## What is being asked:
The lines needed are those below that contain the word "moderbolagets"; copy each one.

>>>

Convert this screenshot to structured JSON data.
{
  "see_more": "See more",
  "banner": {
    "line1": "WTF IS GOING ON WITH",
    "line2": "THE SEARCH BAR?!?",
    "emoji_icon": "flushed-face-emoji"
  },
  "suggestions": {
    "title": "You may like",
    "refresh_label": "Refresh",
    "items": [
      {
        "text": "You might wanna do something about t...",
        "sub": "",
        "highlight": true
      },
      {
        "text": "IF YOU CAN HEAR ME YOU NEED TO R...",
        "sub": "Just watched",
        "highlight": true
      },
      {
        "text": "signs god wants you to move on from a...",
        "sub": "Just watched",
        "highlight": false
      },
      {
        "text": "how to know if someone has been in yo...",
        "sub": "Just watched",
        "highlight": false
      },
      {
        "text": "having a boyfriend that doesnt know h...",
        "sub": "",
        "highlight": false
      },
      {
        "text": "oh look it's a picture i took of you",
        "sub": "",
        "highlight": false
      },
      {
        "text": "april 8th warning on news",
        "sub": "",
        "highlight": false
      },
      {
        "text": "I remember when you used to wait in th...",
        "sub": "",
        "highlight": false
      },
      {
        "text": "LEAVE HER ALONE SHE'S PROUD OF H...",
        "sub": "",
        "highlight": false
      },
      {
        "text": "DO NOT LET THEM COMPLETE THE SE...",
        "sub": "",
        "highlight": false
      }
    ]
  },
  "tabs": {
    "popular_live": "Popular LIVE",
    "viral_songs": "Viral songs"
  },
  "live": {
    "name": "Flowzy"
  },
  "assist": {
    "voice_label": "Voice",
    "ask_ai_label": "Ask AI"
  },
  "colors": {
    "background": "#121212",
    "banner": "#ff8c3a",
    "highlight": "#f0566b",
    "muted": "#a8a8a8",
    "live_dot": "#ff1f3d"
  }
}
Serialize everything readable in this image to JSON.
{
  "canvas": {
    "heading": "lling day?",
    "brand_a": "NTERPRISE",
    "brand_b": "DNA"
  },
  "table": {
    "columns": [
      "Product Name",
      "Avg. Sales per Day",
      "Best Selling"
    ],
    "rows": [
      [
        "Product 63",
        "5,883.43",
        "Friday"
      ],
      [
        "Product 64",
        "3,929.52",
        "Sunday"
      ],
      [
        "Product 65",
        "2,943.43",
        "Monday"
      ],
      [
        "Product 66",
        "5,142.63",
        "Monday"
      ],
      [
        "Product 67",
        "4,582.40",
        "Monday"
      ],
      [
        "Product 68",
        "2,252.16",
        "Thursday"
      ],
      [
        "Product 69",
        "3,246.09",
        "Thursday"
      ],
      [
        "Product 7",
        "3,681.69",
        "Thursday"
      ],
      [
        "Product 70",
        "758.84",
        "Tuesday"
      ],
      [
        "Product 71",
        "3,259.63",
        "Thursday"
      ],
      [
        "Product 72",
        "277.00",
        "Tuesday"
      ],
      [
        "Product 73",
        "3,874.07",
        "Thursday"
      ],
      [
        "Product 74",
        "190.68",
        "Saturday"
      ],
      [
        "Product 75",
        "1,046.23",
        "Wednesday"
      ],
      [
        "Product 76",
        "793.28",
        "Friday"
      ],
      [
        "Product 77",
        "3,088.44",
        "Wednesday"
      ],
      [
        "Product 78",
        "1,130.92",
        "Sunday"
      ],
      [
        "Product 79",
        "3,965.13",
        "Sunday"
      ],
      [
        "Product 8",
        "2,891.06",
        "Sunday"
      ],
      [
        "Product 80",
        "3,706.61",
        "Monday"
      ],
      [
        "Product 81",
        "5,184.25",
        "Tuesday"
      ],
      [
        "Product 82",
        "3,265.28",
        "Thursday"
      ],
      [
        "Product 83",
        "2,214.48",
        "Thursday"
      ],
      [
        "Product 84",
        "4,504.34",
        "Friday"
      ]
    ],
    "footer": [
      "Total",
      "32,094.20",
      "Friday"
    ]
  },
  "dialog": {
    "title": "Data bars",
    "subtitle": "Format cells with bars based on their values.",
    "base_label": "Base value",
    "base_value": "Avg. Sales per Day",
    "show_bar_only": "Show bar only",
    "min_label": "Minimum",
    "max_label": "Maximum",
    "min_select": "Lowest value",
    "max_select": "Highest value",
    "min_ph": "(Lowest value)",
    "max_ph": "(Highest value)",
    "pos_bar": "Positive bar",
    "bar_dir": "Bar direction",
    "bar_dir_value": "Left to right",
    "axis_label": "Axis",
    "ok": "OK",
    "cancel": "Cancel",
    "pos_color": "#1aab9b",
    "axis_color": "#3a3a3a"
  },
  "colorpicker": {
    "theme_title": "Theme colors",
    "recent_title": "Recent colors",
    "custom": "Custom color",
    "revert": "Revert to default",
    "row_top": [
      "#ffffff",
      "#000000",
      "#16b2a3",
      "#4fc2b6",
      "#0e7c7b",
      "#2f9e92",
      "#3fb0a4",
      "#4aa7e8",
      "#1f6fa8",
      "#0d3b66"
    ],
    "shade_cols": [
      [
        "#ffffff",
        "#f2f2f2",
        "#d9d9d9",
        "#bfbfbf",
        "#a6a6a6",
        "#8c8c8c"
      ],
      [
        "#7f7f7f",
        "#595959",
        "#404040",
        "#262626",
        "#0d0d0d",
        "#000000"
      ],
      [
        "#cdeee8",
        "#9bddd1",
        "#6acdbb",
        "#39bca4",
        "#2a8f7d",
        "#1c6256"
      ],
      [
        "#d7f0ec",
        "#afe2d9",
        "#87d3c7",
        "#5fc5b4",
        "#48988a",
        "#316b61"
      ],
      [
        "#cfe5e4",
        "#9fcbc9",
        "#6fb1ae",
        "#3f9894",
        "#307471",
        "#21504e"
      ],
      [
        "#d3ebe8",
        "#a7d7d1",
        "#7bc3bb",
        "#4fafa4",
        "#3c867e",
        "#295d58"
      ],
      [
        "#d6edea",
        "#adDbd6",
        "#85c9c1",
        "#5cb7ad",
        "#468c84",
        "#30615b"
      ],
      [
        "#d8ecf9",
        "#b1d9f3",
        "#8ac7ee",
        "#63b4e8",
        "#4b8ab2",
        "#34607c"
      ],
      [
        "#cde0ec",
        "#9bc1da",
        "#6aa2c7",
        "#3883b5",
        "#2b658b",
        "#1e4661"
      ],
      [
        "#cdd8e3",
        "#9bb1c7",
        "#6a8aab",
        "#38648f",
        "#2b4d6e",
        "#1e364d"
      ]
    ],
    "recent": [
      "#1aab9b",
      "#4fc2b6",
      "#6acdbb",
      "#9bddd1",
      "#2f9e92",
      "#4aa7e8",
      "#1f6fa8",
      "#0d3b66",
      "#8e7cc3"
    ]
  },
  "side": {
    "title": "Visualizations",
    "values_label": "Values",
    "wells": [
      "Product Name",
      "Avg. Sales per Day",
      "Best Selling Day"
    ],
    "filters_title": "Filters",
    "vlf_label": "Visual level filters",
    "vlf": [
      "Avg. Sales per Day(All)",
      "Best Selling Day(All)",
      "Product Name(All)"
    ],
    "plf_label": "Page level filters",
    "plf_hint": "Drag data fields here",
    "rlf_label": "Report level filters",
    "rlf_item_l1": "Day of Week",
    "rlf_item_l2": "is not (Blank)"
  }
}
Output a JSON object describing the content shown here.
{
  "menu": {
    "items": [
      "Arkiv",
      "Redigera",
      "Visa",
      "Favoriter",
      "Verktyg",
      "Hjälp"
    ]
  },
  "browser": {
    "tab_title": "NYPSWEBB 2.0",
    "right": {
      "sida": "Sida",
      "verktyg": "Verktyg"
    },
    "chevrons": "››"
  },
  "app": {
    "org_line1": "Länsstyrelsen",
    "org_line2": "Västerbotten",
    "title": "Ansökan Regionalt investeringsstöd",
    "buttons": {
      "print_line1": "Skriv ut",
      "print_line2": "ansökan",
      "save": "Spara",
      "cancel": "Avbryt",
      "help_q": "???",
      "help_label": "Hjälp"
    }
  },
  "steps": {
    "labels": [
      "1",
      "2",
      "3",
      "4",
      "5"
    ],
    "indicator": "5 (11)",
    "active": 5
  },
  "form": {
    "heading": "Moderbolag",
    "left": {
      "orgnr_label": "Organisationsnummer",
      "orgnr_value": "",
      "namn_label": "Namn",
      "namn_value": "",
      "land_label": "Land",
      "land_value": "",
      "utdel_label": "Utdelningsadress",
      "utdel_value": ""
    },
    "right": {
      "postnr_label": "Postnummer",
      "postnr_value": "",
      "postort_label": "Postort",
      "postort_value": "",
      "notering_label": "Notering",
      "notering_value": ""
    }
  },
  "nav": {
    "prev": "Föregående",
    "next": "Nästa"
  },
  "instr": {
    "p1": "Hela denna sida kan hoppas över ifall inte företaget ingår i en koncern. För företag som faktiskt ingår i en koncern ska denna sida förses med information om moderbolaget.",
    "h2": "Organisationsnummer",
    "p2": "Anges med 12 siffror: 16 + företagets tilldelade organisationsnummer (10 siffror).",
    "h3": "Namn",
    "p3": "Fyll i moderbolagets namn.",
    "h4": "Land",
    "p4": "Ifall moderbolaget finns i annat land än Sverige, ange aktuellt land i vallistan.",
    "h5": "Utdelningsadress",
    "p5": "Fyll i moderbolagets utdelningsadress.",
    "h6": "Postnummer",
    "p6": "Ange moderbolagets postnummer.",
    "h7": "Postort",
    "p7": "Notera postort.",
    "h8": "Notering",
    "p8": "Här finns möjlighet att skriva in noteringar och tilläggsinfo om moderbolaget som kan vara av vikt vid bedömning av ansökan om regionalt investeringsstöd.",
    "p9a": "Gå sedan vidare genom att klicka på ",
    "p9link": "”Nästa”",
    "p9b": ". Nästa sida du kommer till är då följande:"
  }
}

<<<

## Exercise result:
    "p3": "Fyll i moderbolagets namn.",
    "p5": "Fyll i moderbolagets utdelningsadress.",
    "p6": "Ange moderbolagets postnummer.",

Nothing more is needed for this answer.